▶ _Recorded information_
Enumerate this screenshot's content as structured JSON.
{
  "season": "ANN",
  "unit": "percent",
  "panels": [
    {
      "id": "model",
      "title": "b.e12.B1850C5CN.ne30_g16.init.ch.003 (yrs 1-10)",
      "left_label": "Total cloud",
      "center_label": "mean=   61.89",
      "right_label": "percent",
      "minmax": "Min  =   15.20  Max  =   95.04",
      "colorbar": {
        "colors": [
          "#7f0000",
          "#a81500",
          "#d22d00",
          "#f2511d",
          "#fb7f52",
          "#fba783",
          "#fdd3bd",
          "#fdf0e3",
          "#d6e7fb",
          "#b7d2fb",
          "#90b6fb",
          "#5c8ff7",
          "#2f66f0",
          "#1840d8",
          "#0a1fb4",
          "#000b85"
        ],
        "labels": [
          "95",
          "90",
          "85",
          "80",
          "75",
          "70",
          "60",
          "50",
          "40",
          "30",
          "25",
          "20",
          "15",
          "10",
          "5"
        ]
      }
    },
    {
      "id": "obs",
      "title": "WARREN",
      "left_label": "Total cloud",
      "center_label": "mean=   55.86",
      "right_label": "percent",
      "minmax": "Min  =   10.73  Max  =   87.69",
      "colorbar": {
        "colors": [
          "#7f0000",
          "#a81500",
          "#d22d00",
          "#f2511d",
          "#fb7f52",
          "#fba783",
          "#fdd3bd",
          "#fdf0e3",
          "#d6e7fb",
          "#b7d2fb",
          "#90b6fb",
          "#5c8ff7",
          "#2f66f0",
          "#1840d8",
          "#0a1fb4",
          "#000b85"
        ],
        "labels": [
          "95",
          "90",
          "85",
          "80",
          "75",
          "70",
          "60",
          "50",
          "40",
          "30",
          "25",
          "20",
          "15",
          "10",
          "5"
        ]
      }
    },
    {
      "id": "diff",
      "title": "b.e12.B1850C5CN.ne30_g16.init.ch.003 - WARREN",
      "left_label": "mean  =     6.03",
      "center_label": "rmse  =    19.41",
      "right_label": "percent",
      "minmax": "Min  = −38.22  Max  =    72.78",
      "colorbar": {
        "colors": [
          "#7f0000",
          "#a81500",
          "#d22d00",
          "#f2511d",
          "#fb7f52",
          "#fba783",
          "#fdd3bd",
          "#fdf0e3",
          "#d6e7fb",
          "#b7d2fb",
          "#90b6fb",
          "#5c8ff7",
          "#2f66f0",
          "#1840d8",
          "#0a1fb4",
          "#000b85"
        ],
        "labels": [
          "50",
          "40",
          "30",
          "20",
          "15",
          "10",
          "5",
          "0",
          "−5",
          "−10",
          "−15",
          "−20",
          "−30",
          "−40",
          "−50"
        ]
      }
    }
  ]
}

▶ _Given task_
Note each line of the entries that has "mean" in it, and copy those lines.

▶ _Problem solution_
      "center_label": "mean=   61.89",
      "center_label": "mean=   55.86",
      "left_label": "mean  =     6.03",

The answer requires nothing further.